TASK TO COMPLETE - Copy the items verbatim, starting at their first line and continuing through the line that contains "products-section-title: ÜRÜNLER: [46, 1168, 422, 1252]", inclusive.

EXTRACTED DATA -
────────────────────────────────────────

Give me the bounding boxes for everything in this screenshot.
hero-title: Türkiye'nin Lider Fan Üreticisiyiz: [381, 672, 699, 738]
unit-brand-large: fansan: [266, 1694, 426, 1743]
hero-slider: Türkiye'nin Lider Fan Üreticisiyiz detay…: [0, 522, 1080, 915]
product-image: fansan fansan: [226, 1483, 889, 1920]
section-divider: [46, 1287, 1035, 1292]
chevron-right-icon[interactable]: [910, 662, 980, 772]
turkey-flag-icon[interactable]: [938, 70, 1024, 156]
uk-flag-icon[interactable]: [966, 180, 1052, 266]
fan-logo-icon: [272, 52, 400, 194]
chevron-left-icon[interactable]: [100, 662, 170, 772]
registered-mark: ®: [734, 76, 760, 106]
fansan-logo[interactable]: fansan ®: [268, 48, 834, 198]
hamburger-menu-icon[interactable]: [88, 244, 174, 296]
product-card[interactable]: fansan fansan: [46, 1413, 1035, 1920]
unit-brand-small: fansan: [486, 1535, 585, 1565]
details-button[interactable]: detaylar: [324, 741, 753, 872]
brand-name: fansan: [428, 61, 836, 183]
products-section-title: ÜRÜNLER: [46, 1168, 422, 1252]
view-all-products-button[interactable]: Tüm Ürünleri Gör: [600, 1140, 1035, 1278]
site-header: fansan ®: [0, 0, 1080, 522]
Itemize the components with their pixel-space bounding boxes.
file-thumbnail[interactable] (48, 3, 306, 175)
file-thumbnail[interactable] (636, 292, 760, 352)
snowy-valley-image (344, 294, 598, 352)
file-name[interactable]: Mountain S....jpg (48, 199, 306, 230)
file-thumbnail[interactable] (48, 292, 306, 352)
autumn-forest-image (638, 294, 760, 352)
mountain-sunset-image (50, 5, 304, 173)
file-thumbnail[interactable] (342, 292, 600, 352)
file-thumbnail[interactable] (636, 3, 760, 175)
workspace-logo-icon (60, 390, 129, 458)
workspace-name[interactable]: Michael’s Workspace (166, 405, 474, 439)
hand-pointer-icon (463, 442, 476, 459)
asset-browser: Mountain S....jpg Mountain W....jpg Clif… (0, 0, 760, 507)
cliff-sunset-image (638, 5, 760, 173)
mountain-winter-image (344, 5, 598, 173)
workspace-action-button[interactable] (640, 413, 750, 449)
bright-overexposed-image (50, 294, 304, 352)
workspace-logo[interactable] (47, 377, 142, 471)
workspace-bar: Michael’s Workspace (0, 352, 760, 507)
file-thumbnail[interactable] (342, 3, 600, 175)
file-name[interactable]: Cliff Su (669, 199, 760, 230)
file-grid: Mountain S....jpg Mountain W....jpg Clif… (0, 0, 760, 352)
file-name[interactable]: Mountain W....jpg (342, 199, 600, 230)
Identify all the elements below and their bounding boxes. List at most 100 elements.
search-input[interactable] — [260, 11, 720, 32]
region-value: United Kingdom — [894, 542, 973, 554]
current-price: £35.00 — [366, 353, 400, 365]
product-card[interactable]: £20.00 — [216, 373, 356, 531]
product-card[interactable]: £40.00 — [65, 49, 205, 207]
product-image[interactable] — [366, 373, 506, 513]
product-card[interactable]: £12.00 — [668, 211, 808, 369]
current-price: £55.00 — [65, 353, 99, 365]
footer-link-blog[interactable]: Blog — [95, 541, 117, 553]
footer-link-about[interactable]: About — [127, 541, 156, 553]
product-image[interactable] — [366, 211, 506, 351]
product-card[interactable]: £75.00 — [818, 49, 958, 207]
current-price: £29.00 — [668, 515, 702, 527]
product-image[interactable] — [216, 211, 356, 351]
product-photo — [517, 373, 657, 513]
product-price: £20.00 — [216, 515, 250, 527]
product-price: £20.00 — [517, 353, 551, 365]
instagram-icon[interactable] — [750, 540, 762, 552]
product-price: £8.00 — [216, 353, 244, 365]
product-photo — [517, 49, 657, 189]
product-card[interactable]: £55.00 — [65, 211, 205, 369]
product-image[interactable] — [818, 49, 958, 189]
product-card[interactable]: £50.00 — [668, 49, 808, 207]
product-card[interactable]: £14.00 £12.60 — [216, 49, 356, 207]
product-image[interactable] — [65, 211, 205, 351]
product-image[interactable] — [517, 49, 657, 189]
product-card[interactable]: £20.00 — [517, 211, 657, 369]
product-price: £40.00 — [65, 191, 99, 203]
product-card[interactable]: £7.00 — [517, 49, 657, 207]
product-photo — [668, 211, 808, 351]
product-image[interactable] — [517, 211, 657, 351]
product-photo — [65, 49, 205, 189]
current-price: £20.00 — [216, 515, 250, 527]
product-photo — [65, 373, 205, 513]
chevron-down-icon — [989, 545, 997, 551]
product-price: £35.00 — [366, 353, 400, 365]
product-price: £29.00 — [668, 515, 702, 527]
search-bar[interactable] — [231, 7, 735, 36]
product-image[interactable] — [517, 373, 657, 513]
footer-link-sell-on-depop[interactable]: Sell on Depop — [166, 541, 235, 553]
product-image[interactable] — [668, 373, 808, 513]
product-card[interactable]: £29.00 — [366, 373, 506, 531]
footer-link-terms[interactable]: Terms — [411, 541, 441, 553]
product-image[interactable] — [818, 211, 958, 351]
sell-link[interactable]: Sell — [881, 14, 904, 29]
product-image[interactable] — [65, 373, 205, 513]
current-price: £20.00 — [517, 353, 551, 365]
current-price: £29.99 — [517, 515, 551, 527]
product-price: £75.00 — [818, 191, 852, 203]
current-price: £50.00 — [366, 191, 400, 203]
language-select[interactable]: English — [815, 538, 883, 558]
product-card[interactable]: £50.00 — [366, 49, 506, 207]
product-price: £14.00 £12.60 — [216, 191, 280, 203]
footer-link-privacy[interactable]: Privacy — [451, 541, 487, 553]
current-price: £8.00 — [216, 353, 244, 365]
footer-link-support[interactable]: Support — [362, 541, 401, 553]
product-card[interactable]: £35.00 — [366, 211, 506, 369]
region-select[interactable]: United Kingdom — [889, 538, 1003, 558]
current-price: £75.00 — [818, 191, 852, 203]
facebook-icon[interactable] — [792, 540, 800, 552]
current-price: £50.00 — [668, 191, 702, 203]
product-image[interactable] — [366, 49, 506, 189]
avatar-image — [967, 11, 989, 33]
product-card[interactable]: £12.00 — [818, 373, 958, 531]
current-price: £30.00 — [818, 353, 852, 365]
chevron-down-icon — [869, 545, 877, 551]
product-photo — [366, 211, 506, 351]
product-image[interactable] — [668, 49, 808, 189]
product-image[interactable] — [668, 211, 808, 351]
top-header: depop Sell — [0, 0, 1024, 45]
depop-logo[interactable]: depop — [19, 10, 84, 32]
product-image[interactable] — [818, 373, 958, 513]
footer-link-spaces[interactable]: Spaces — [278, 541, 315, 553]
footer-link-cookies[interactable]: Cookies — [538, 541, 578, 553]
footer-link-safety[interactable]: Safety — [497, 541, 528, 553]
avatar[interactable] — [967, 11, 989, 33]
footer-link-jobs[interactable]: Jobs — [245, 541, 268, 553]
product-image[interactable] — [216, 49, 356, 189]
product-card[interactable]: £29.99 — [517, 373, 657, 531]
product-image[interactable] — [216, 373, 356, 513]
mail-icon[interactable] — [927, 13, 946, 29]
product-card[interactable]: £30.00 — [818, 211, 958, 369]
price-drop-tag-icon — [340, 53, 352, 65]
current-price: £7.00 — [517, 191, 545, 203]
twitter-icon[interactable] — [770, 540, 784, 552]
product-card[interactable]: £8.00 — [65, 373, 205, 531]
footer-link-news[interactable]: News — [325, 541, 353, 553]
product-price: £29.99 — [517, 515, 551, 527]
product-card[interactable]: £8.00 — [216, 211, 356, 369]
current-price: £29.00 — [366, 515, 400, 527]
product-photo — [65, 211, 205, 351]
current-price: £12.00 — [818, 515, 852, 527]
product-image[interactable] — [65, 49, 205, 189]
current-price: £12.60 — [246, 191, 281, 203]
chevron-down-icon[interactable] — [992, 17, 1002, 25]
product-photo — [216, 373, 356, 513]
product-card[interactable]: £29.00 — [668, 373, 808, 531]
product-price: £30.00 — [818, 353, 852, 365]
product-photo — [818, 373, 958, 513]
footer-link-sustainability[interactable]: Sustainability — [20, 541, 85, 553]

────────────────────────────────────────

TASK RESULT -
Give me the bounding boxes for everything in this screenshot.
hero-title: Türkiye'nin Lider Fan Üreticisiyiz: [381, 672, 699, 738]
unit-brand-large: fansan: [266, 1694, 426, 1743]
hero-slider: Türkiye'nin Lider Fan Üreticisiyiz detay…: [0, 522, 1080, 915]
product-image: fansan fansan: [226, 1483, 889, 1920]
section-divider: [46, 1287, 1035, 1292]
chevron-right-icon[interactable]: [910, 662, 980, 772]
turkey-flag-icon[interactable]: [938, 70, 1024, 156]
uk-flag-icon[interactable]: [966, 180, 1052, 266]
fan-logo-icon: [272, 52, 400, 194]
chevron-left-icon[interactable]: [100, 662, 170, 772]
registered-mark: ®: [734, 76, 760, 106]
fansan-logo[interactable]: fansan ®: [268, 48, 834, 198]
hamburger-menu-icon[interactable]: [88, 244, 174, 296]
product-card[interactable]: fansan fansan: [46, 1413, 1035, 1920]
unit-brand-small: fansan: [486, 1535, 585, 1565]
details-button[interactable]: detaylar: [324, 741, 753, 872]
brand-name: fansan: [428, 61, 836, 183]
products-section-title: ÜRÜNLER: [46, 1168, 422, 1252]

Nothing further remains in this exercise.